— SHORT TASK —
Each line that holds the word "document" counts once; report the total and nothing else.

— SUPPLIED MATERIAL —

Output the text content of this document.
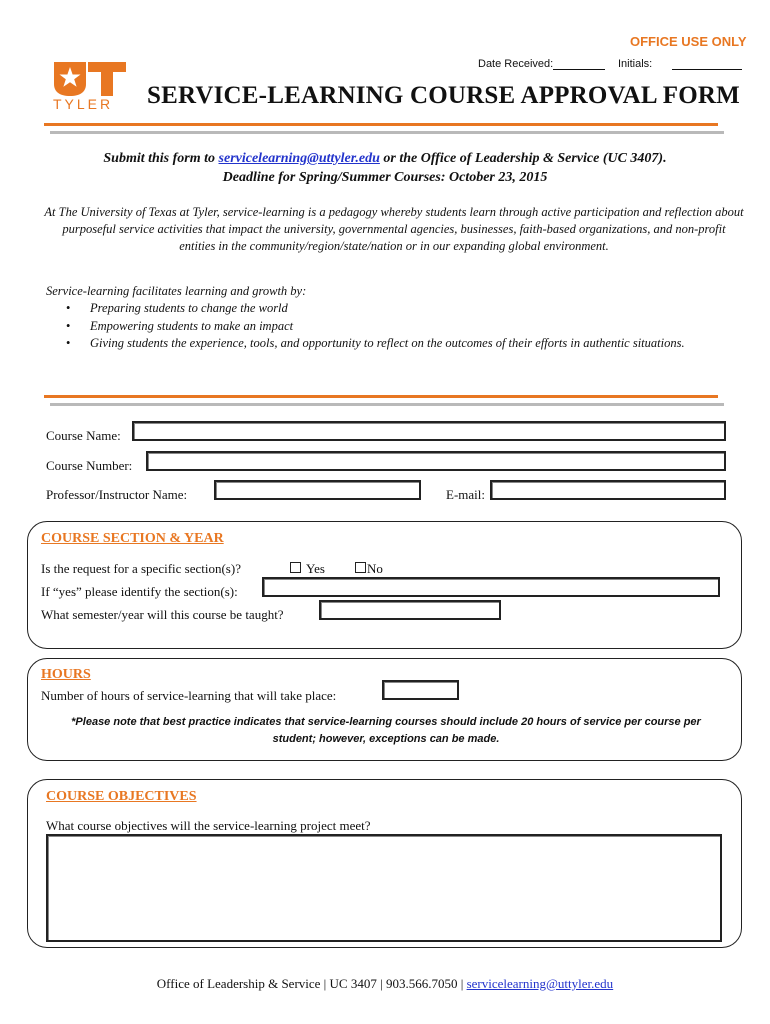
OFFICE USE ONLY
Date Received:	Initials:
TYLER SERVICE-LEARNING COURSE APPROVAL FORM
Submit this form to servicelearning@uttyler.edu or the Office of Leadership & Service (UC 3407).
Deadline for Spring/Summer Courses: October 23, 2015
At The University of Texas at Tyler, service-learning is a pedagogy whereby students learn through active participation and reflection about purposeful service activities that impact the university, governmental agencies, businesses, faith-based organizations, and non-profit entities in the community/region/state/nation or in our expanding global environment.
Service-learning facilitates learning and growth by:
• Preparing students to change the world
• Empowering students to make an impact
• Giving students the experience, tools, and opportunity to reflect on the outcomes of their efforts in authentic situations.
Course Name:
Course Number:
Professor/Instructor Name:	E-mail:
COURSE SECTION & YEAR
Is the request for a specific section(s)?	Yes	No
If “yes” please identify the section(s):
What semester/year will this course be taught?
HOURS
Number of hours of service-learning that will take place:
*Please note that best practice indicates that service-learning courses should include 20 hours of service per course per
student; however, exceptions can be made.
COURSE OBJECTIVES
What course objectives will the service-learning project meet?
Office of Leadership & Service | UC 3407 | 903.566.7050 | servicelearning@uttyler.edu
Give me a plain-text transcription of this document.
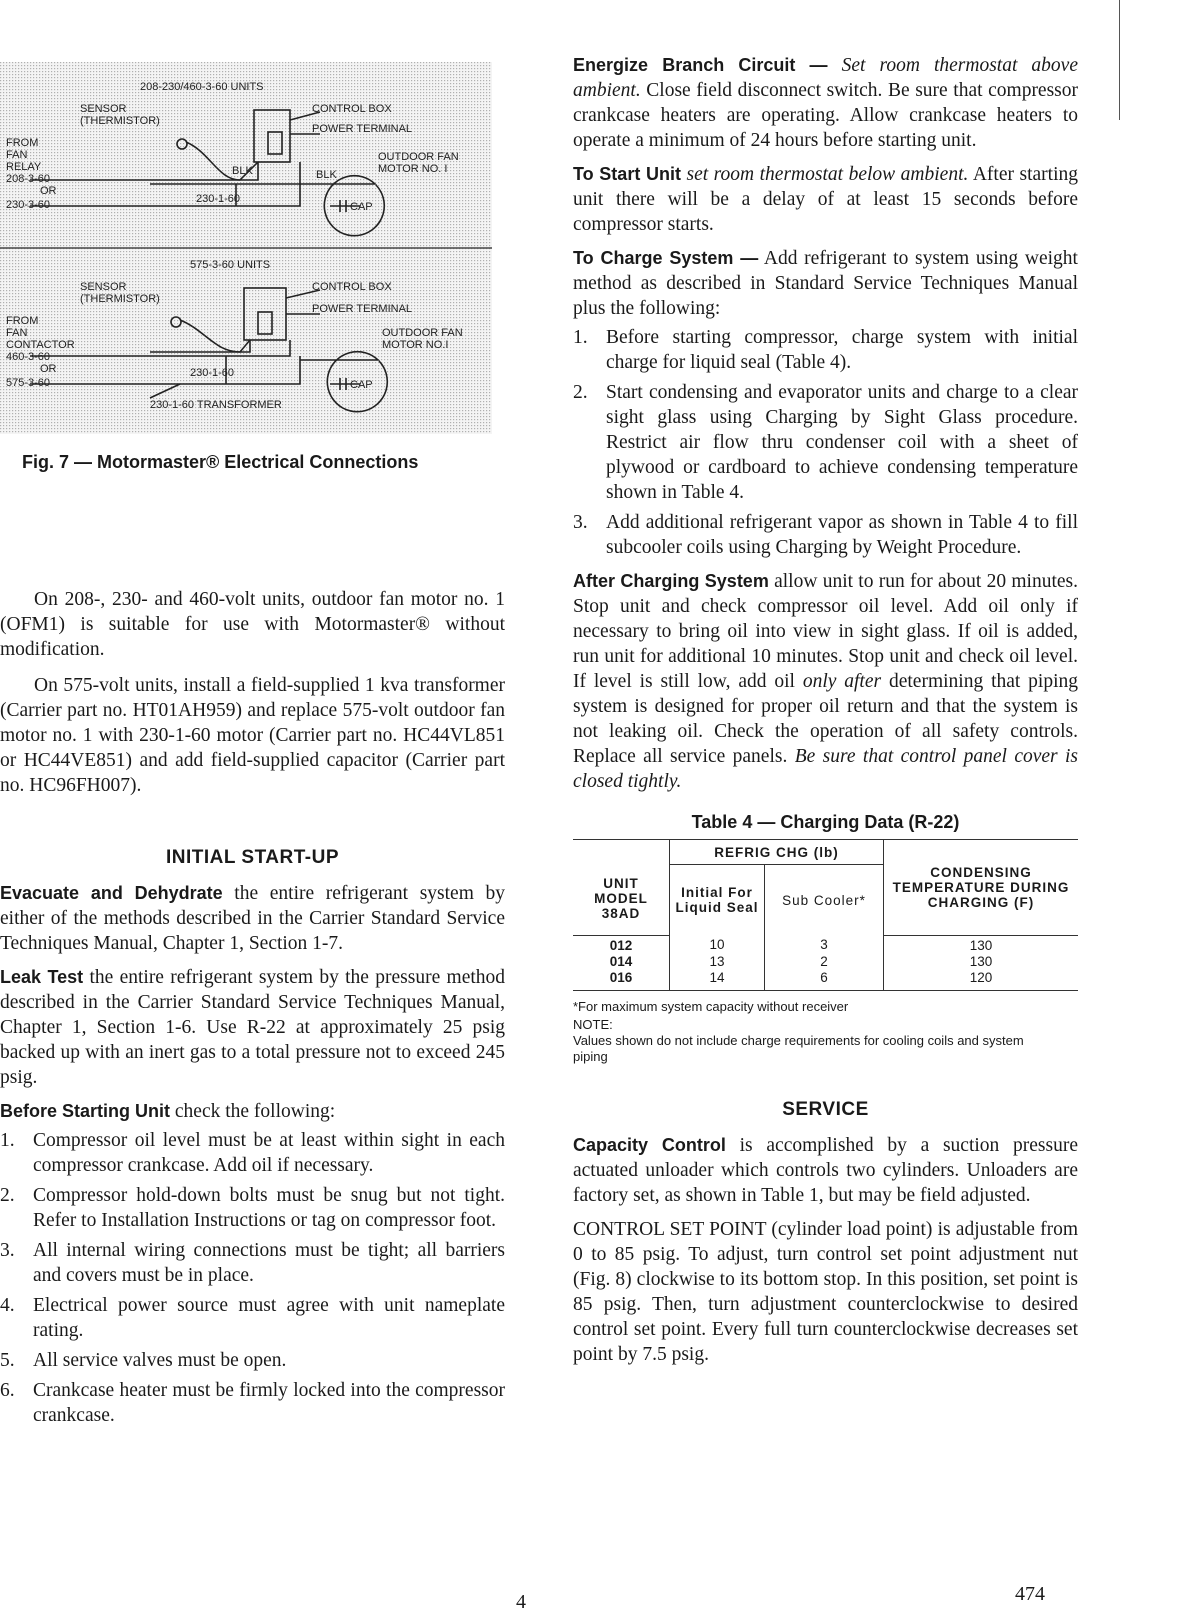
208-230/460-3-60 UNITS
SENSOR
(THERMISTOR)
CONTROL BOX
POWER TERMINAL
FROM
FAN
RELAY
208-3-60
OR
230-3-60
BLK	BLK
230-1-60
OUTDOOR FAN
MOTOR NO. I
CAP
575-3-60 UNITS
SENSOR
(THERMISTOR)
CONTROL BOX
POWER TERMINAL
FROM
FAN
CONTACTOR
460-3-60
OR
575-3-60
230-1-60
OUTDOOR FAN
MOTOR NO.I
CAP
230-1-60 TRANSFORMER
Fig. 7 — Motormaster® Electrical Connections

On 208-, 230- and 460-volt units, outdoor fan motor no. 1 (OFM1) is suitable for use with Motormaster® without modification.

On 575-volt units, install a field-supplied 1 kva transformer (Carrier part no. HT01AH959) and replace 575-volt outdoor fan motor no. 1 with 230-1-60 motor (Carrier part no. HC44VL851 or HC44VE851) and add field-supplied capacitor (Carrier part no. HC96FH007).

INITIAL START-UP

Evacuate and Dehydrate the entire refrigerant system by either of the methods described in the Carrier Standard Service Techniques Manual, Chapter 1, Section 1-7.

Leak Test the entire refrigerant system by the pressure method described in the Carrier Standard Service Techniques Manual, Chapter 1, Section 1-6. Use R-22 at approximately 25 psig backed up with an inert gas to a total pressure not to exceed 245 psig.

Before Starting Unit check the following:

1. Compressor oil level must be at least within sight in each compressor crankcase. Add oil if necessary.
2. Compressor hold-down bolts must be snug but not tight. Refer to Installation Instructions or tag on compressor foot.
3. All internal wiring connections must be tight; all barriers and covers must be in place.
4. Electrical power source must agree with unit nameplate rating.
5. All service valves must be open.
6. Crankcase heater must be firmly locked into the compressor crankcase.

Energize Branch Circuit — Set room thermostat above ambient. Close field disconnect switch. Be sure that compressor crankcase heaters are operating. Allow crankcase heaters to operate a minimum of 24 hours before starting unit.

To Start Unit set room thermostat below ambient. After starting unit there will be a delay of at least 15 seconds before compressor starts.

To Charge System — Add refrigerant to system using weight method as described in Standard Service Techniques Manual plus the following:

1. Before starting compressor, charge system with initial charge for liquid seal (Table 4).
2. Start condensing and evaporator units and charge to a clear sight glass using Charging by Sight Glass procedure. Restrict air flow thru condenser coil with a sheet of plywood or cardboard to achieve condensing temperature shown in Table 4.
3. Add additional refrigerant vapor as shown in Table 4 to fill subcooler coils using Charging by Weight Procedure.

After Charging System allow unit to run for about 20 minutes. Stop unit and check compressor oil level. Add oil only if necessary to bring oil into view in sight glass. If oil is added, run unit for additional 10 minutes. Stop unit and check oil level. If level is still low, add oil only after determining that piping system is designed for proper oil return and that the system is not leaking oil. Check the operation of all safety controls. Replace all service panels. Be sure that control panel cover is closed tightly.

Table 4 — Charging Data (R-22)
UNIT MODEL 38AD	REFRIG CHG (lb)		CONDENSING TEMPERATURE DURING CHARGING (F)
	Initial For Liquid Seal	Sub Cooler*	
012	10	3	130
014	13	2	130
016	14	6	120
*For maximum system capacity without receiver
NOTE:
Values shown do not include charge requirements for cooling coils and system piping
SERVICE

Capacity Control is accomplished by a suction pressure actuated unloader which controls two cylinders. Unloaders are factory set, as shown in Table 1, but may be field adjusted.

CONTROL SET POINT (cylinder load point) is adjustable from 0 to 85 psig. To adjust, turn control set point adjustment nut (Fig. 8) clockwise to its bottom stop. In this position, set point is 85 psig. Then, turn adjustment counterclockwise to desired control set point. Every full turn counterclockwise decreases set point by 7.5 psig.

4	474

— THE SOLUTION —
2